* [PROVIDED RECORDS]
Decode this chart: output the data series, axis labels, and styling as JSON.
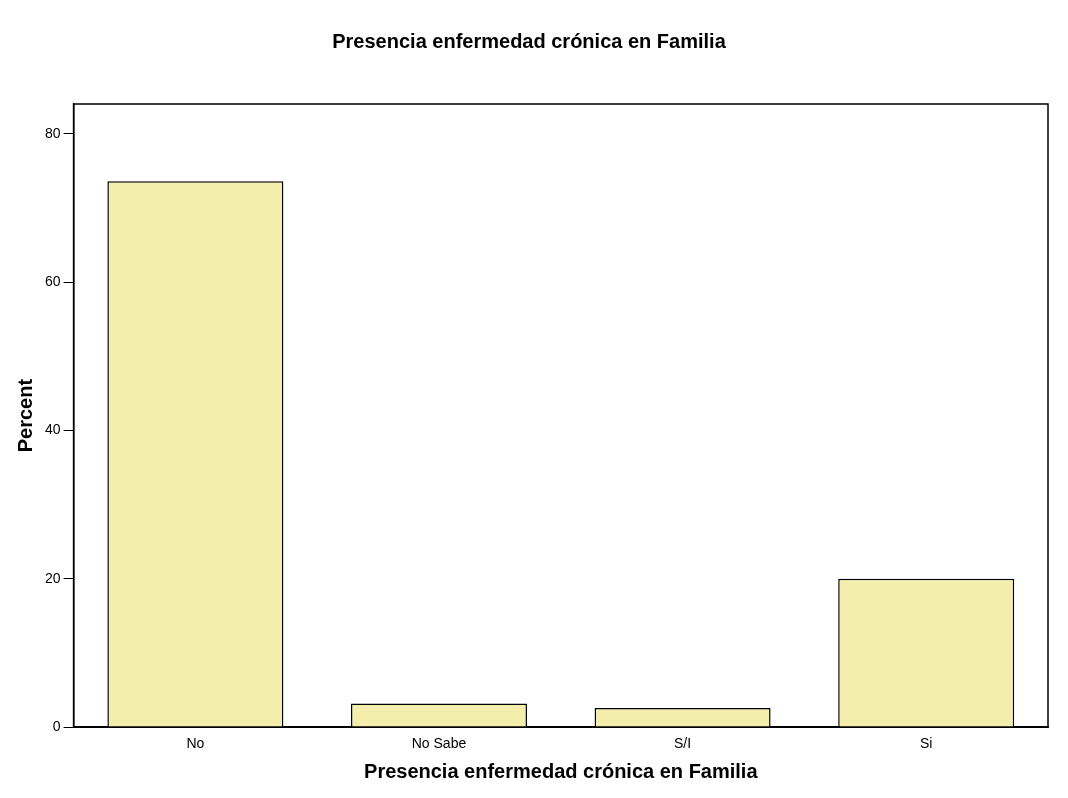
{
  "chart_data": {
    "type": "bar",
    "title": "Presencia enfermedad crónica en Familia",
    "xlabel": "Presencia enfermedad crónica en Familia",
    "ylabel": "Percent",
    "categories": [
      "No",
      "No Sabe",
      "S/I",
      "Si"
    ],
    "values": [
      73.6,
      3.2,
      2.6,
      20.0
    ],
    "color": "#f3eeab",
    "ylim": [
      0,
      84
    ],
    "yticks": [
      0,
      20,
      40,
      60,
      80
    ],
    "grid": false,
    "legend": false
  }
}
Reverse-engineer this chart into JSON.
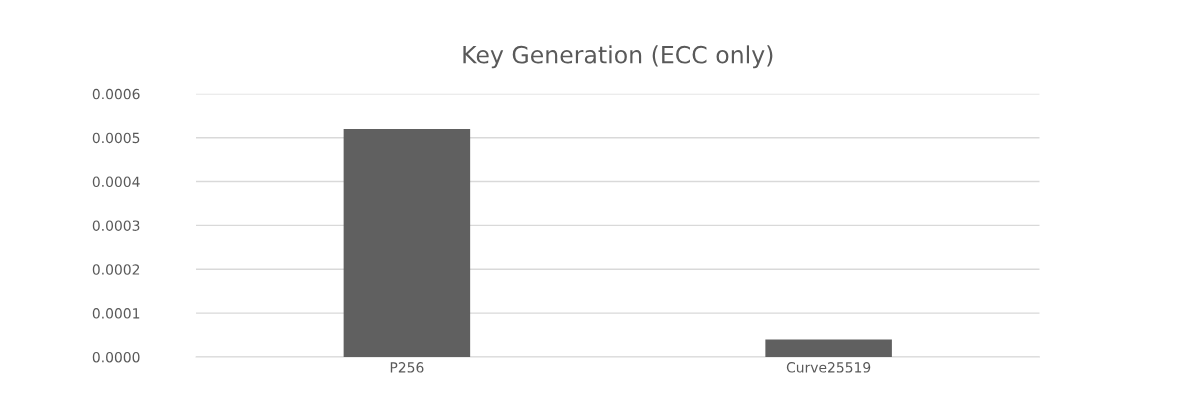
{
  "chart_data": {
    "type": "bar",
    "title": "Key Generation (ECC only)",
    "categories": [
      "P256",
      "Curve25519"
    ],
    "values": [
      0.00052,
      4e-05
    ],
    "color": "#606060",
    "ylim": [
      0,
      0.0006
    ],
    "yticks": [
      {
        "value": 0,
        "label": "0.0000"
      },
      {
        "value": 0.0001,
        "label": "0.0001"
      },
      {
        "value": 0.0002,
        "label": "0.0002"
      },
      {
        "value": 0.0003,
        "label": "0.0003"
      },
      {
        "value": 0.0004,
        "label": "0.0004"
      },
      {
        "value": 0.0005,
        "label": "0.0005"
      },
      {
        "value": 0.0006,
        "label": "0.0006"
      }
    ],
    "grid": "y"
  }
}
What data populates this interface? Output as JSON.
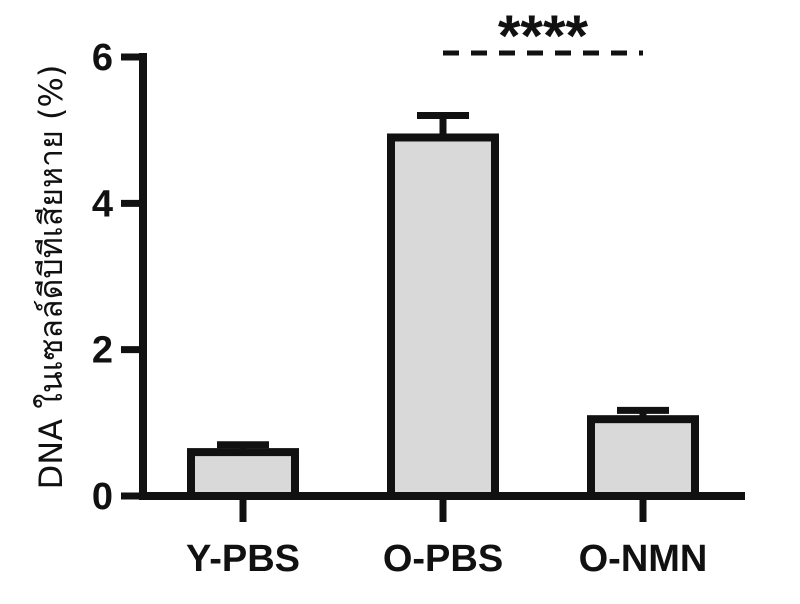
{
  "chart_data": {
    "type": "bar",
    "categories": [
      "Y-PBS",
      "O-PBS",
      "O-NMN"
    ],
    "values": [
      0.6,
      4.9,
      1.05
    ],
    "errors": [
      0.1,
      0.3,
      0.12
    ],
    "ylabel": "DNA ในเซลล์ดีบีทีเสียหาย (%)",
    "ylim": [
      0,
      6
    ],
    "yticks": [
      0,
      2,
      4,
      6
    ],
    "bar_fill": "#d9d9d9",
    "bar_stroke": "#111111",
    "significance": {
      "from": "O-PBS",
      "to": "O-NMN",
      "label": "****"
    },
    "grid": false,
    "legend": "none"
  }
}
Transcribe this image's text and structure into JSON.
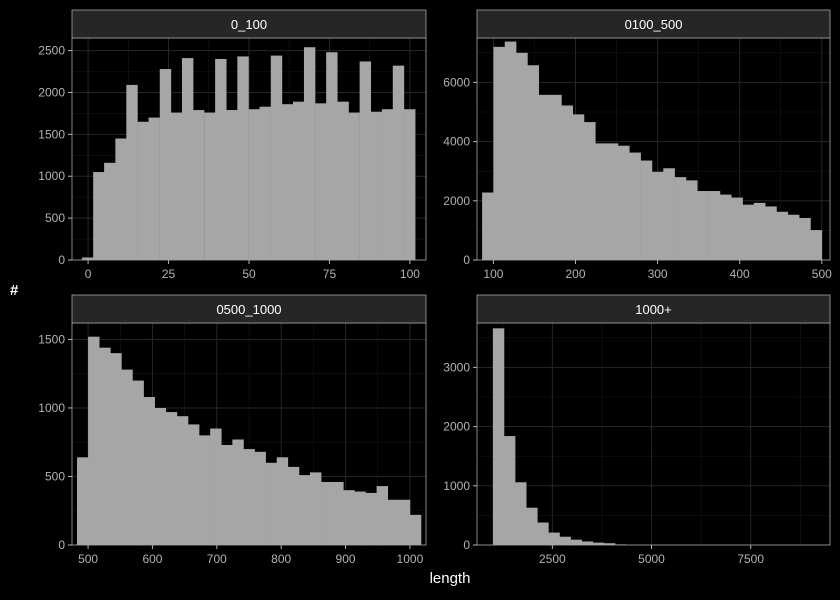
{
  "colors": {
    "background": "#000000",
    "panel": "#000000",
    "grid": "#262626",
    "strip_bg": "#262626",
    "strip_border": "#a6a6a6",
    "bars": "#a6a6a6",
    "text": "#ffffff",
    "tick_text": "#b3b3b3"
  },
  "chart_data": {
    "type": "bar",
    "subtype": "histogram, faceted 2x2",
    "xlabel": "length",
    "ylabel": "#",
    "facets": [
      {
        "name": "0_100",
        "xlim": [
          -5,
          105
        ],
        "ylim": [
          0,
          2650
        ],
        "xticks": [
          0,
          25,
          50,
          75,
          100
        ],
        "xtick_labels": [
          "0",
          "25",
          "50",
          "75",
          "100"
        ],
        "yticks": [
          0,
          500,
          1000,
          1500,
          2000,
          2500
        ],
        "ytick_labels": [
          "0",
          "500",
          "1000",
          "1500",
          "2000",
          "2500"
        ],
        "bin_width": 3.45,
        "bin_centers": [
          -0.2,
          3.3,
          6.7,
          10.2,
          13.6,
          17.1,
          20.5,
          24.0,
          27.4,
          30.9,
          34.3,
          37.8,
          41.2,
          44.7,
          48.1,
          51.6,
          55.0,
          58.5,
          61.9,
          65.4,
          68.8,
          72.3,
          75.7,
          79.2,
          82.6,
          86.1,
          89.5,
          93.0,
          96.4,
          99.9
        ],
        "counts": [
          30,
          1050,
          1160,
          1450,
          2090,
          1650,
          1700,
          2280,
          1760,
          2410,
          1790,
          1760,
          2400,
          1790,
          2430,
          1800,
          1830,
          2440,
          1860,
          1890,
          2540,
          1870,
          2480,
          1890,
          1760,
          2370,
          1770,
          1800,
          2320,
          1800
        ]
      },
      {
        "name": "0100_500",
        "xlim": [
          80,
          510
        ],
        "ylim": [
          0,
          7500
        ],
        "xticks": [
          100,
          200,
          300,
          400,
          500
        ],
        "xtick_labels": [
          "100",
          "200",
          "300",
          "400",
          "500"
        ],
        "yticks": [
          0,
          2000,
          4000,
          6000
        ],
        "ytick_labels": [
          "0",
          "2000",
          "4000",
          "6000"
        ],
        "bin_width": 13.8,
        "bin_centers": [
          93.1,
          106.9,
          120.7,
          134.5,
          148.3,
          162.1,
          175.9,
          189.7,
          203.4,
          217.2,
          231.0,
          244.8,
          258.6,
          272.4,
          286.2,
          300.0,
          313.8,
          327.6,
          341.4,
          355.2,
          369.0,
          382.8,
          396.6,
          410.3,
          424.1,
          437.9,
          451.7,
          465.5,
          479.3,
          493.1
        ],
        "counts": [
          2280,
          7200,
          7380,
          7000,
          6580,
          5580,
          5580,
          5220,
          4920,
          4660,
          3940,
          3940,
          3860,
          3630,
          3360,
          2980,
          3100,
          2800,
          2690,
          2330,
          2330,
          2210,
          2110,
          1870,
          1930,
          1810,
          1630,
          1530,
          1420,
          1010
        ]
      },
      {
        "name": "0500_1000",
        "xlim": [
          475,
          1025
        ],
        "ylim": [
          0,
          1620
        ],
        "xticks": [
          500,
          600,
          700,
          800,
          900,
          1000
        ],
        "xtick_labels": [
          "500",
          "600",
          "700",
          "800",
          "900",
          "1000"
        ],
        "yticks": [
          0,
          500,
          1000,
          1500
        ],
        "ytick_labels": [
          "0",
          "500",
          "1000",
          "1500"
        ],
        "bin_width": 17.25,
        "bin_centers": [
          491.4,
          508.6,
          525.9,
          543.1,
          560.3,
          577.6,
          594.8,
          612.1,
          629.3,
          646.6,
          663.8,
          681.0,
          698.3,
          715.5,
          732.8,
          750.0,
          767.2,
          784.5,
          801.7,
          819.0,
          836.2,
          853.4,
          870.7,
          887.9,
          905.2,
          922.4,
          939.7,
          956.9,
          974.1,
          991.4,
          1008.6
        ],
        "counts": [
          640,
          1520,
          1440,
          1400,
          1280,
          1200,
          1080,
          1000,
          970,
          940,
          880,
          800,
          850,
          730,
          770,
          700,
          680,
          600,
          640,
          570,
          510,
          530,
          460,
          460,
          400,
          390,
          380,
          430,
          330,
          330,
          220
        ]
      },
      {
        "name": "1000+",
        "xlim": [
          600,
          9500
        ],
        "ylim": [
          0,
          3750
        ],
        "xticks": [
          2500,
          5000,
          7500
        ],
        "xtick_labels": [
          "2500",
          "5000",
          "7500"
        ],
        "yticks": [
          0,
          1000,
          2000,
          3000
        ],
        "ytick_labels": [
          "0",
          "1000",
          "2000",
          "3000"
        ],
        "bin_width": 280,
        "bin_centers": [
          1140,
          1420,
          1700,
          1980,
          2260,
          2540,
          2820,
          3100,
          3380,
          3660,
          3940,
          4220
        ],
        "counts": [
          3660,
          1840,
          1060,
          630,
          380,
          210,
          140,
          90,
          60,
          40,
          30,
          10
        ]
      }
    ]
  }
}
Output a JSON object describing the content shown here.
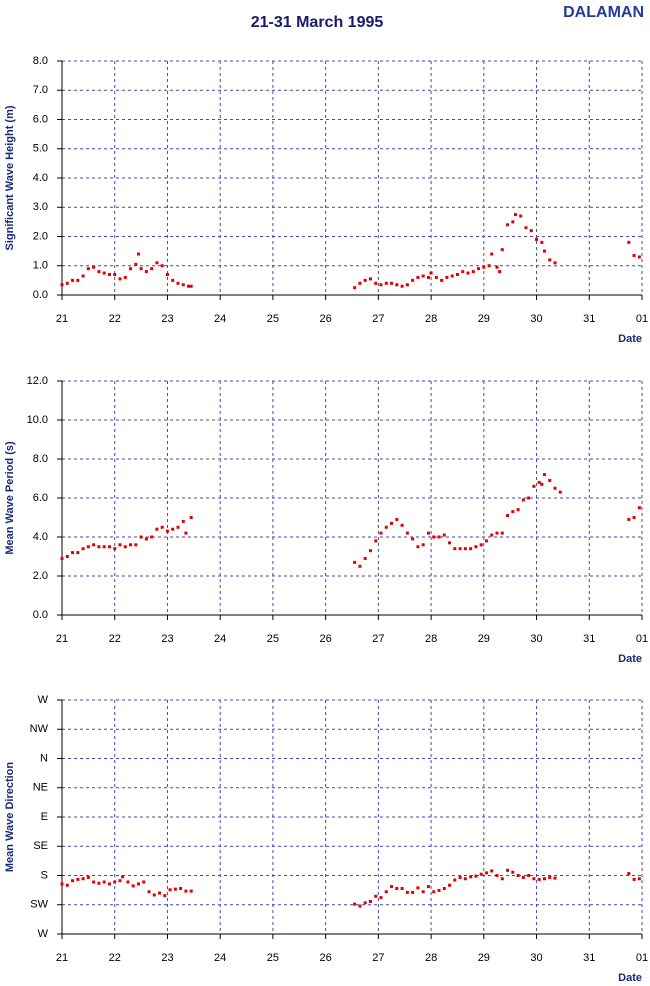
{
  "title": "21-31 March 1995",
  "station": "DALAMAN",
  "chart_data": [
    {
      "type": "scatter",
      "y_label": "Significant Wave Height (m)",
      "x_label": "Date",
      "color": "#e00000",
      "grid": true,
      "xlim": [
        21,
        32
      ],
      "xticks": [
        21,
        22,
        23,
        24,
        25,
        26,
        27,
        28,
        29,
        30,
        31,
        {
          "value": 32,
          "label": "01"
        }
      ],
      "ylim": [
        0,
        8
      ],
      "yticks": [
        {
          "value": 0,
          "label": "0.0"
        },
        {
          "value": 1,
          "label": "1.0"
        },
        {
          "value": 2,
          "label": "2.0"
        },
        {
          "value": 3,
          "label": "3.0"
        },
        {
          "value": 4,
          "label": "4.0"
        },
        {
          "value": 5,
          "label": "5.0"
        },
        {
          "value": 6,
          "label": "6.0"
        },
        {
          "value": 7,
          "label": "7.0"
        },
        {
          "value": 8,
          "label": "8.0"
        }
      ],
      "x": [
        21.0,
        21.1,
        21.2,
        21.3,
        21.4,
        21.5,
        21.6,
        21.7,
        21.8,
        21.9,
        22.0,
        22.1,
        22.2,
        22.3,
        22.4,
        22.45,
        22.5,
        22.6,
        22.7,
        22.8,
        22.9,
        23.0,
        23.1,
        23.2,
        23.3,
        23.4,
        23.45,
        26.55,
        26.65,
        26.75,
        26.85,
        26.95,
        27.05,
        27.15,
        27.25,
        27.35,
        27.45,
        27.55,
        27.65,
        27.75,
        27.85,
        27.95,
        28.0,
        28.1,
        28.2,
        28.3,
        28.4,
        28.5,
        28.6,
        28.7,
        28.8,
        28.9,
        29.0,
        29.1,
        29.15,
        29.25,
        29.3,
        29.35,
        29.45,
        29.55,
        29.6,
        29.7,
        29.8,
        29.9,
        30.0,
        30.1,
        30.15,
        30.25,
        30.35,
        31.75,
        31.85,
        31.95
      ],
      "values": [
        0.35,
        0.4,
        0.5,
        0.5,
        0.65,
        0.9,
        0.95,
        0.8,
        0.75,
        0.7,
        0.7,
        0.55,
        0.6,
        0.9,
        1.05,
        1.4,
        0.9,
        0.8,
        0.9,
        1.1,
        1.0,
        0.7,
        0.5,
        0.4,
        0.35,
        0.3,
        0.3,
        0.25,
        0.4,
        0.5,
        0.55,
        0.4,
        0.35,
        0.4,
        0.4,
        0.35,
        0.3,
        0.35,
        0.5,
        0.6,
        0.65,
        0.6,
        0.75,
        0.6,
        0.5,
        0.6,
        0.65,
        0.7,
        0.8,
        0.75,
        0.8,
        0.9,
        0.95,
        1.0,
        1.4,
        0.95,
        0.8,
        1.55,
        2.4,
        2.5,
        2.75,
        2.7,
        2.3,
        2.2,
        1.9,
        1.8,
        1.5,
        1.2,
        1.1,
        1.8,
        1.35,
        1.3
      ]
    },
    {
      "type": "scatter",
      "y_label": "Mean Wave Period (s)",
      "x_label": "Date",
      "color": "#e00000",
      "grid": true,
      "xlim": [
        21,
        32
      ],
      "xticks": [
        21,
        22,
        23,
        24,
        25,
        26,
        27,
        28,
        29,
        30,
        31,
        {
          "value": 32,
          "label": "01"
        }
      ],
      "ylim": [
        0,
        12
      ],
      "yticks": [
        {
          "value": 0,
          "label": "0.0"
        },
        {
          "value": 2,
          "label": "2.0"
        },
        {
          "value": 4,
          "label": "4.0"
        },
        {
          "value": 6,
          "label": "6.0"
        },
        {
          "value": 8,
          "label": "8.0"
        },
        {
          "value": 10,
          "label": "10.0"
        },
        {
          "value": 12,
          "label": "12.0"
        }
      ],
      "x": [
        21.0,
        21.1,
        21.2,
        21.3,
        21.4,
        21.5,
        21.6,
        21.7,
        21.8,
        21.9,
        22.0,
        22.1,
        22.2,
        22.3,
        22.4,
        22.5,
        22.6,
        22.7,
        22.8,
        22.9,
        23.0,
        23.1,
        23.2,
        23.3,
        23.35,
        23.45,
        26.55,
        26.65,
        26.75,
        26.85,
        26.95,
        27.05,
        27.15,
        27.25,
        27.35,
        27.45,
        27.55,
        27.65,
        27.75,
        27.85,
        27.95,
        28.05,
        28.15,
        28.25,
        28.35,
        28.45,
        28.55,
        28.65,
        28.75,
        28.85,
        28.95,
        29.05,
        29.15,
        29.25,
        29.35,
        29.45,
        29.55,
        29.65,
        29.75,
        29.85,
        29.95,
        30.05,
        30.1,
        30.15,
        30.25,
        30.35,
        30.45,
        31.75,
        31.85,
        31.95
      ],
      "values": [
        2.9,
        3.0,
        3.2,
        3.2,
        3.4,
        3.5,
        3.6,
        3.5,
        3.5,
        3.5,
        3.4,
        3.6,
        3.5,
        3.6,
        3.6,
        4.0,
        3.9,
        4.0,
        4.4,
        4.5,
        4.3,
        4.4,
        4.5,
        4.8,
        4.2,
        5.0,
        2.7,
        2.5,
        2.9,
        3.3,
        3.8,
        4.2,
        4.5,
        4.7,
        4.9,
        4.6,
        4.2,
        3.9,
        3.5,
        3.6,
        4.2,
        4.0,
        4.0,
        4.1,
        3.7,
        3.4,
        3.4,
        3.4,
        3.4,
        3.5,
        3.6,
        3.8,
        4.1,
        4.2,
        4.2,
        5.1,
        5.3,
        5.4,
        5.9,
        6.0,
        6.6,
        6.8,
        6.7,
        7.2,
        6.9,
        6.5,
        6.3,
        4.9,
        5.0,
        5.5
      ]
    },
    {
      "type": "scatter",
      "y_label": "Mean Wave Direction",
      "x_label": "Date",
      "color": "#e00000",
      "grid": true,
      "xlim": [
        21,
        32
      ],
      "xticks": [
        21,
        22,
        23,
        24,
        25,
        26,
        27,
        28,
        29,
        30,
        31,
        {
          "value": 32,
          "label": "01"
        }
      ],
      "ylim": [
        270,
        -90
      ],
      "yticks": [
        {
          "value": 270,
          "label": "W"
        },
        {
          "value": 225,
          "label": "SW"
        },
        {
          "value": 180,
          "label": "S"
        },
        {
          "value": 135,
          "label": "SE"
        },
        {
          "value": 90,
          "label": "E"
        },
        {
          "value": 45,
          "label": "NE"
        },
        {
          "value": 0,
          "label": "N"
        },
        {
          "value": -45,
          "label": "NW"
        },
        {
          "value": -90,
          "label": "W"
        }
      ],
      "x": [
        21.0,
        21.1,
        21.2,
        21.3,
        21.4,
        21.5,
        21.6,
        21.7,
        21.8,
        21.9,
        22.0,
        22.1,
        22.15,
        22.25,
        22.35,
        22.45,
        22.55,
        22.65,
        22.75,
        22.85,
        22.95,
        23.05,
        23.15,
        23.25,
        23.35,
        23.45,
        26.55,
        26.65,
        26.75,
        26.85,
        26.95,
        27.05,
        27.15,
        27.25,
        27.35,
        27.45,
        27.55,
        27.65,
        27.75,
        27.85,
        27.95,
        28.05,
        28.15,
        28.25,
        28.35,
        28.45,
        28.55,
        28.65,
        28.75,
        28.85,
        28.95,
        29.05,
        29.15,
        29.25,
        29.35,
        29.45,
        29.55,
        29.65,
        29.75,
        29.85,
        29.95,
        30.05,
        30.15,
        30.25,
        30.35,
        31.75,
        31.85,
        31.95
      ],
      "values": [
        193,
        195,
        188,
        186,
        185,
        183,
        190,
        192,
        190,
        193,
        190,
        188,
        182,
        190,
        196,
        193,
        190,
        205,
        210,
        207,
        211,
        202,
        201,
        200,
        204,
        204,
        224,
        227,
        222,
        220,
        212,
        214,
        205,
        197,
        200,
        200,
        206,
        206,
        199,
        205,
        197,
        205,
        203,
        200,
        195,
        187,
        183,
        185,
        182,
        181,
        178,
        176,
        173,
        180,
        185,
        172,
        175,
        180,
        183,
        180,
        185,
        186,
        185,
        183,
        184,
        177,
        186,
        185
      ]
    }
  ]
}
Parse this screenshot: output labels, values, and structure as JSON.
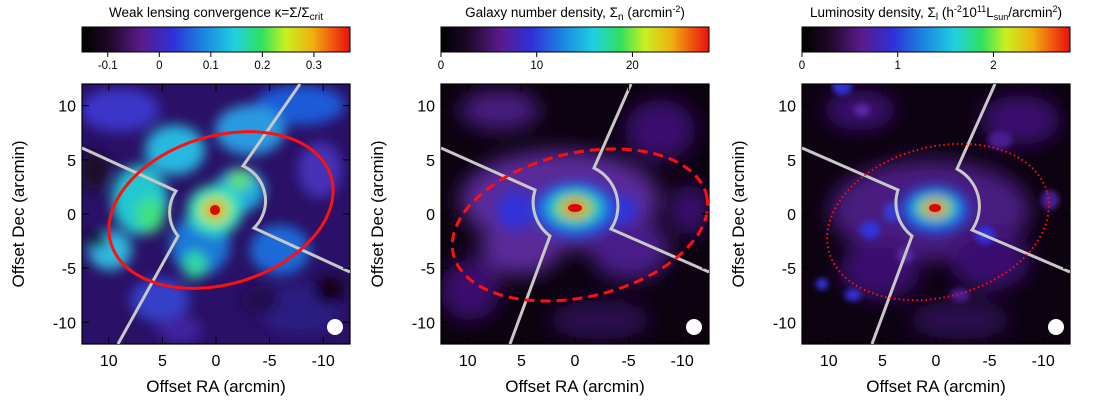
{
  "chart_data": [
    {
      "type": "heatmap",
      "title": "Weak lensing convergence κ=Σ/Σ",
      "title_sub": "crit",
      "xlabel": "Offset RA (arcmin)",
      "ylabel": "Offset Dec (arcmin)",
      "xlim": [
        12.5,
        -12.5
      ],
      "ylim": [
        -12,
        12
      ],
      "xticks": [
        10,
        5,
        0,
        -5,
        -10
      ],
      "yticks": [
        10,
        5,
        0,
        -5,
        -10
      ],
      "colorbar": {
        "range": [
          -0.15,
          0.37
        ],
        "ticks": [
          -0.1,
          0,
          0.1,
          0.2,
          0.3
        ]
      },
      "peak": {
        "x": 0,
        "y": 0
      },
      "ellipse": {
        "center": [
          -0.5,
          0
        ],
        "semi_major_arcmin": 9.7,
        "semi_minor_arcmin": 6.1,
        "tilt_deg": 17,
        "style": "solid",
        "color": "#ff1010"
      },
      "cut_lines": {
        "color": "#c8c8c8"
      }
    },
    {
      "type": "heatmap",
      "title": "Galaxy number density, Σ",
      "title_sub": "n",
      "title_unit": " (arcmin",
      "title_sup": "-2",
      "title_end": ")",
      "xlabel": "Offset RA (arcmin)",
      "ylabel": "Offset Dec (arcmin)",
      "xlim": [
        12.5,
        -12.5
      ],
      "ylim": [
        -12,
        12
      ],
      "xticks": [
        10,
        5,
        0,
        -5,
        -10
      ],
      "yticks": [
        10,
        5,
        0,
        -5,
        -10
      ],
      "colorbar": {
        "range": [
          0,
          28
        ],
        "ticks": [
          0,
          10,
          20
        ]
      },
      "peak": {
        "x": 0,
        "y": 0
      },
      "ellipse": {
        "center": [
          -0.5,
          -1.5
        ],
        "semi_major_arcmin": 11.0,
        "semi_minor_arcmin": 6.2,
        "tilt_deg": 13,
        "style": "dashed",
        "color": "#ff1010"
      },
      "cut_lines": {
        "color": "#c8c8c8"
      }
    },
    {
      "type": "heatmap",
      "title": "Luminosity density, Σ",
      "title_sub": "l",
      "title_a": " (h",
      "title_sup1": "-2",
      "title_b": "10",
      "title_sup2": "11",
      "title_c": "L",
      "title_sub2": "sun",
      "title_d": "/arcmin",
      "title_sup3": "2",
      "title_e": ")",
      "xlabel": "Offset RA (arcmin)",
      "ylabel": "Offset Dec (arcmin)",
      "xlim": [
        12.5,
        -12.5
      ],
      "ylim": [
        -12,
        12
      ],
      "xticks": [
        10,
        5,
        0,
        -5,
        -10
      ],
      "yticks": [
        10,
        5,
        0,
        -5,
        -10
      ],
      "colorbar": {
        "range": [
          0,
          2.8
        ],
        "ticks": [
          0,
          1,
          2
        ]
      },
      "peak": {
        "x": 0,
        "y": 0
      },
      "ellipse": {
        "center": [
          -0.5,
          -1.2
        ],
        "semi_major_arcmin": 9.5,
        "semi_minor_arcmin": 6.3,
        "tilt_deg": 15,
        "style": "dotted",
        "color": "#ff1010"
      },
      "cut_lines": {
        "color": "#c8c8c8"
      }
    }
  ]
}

* [BRIEF]
Identify all lines in the records above with the word "Familia".

* [EXERCISE OUTPUT]
    "title": "Presencia enfermedad crónica en Familia",
    "xlabel": "Presencia enfermedad crónica en Familia",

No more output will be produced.